╭─ Supplied material

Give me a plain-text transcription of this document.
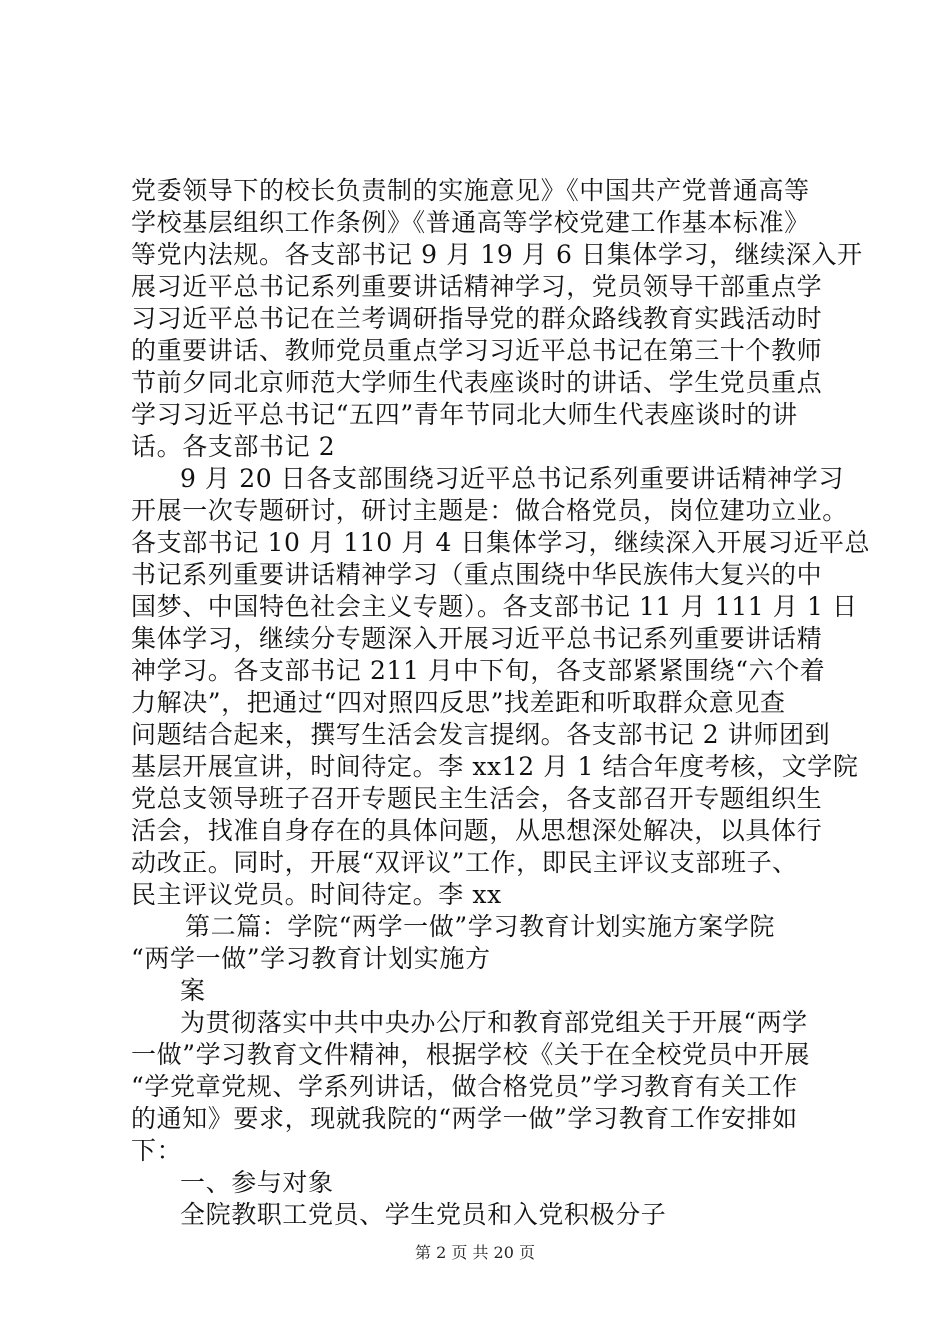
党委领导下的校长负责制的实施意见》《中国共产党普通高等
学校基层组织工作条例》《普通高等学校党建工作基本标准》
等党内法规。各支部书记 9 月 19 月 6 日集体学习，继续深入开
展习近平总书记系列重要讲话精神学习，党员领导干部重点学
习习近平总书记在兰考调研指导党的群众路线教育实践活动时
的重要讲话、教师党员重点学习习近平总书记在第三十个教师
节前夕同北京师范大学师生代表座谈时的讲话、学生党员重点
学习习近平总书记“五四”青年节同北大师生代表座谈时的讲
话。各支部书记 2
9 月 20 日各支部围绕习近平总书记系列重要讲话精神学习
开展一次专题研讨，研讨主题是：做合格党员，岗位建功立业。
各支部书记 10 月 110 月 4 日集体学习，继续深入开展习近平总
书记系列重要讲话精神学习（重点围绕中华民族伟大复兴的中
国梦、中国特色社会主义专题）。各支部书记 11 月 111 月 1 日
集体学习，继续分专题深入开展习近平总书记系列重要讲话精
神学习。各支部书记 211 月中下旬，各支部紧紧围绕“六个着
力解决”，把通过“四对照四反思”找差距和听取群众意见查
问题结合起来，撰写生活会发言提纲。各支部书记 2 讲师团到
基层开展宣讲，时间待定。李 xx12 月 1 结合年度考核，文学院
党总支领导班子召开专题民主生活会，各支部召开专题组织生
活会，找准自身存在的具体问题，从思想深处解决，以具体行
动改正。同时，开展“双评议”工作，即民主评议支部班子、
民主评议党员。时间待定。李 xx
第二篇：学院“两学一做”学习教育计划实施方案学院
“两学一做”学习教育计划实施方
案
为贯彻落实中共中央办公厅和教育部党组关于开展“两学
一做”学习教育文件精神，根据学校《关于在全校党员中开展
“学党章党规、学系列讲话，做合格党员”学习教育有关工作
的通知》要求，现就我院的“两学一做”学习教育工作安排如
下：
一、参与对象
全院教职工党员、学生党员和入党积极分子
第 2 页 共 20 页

╰─

*Given task*
Reproduce the full listing faithfully, but do not carry over any pictures.

*Exercise output*
Give me a plain-text transcription of this document.
党委领导下的校长负责制的实施意见》《中国共产党普通高等
学校基层组织工作条例》《普通高等学校党建工作基本标准》
等党内法规。各支部书记 9 月 19 月 6 日集体学习，继续深入开
展习近平总书记系列重要讲话精神学习，党员领导干部重点学
习习近平总书记在兰考调研指导党的群众路线教育实践活动时
的重要讲话、教师党员重点学习习近平总书记在第三十个教师
节前夕同北京师范大学师生代表座谈时的讲话、学生党员重点
学习习近平总书记“五四”青年节同北大师生代表座谈时的讲
话。各支部书记 2
9 月 20 日各支部围绕习近平总书记系列重要讲话精神学习
开展一次专题研讨，研讨主题是：做合格党员，岗位建功立业。
各支部书记 10 月 110 月 4 日集体学习，继续深入开展习近平总
书记系列重要讲话精神学习（重点围绕中华民族伟大复兴的中
国梦、中国特色社会主义专题）。各支部书记 11 月 111 月 1 日
集体学习，继续分专题深入开展习近平总书记系列重要讲话精
神学习。各支部书记 211 月中下旬，各支部紧紧围绕“六个着
力解决”，把通过“四对照四反思”找差距和听取群众意见查
问题结合起来，撰写生活会发言提纲。各支部书记 2 讲师团到
基层开展宣讲，时间待定。李 xx12 月 1 结合年度考核，文学院
党总支领导班子召开专题民主生活会，各支部召开专题组织生
活会，找准自身存在的具体问题，从思想深处解决，以具体行
动改正。同时，开展“双评议”工作，即民主评议支部班子、
民主评议党员。时间待定。李 xx
第二篇：学院“两学一做”学习教育计划实施方案学院
“两学一做”学习教育计划实施方
案
为贯彻落实中共中央办公厅和教育部党组关于开展“两学
一做”学习教育文件精神，根据学校《关于在全校党员中开展
“学党章党规、学系列讲话，做合格党员”学习教育有关工作
的通知》要求，现就我院的“两学一做”学习教育工作安排如
下：
一、参与对象
全院教职工党员、学生党员和入党积极分子
第 2 页 共 20 页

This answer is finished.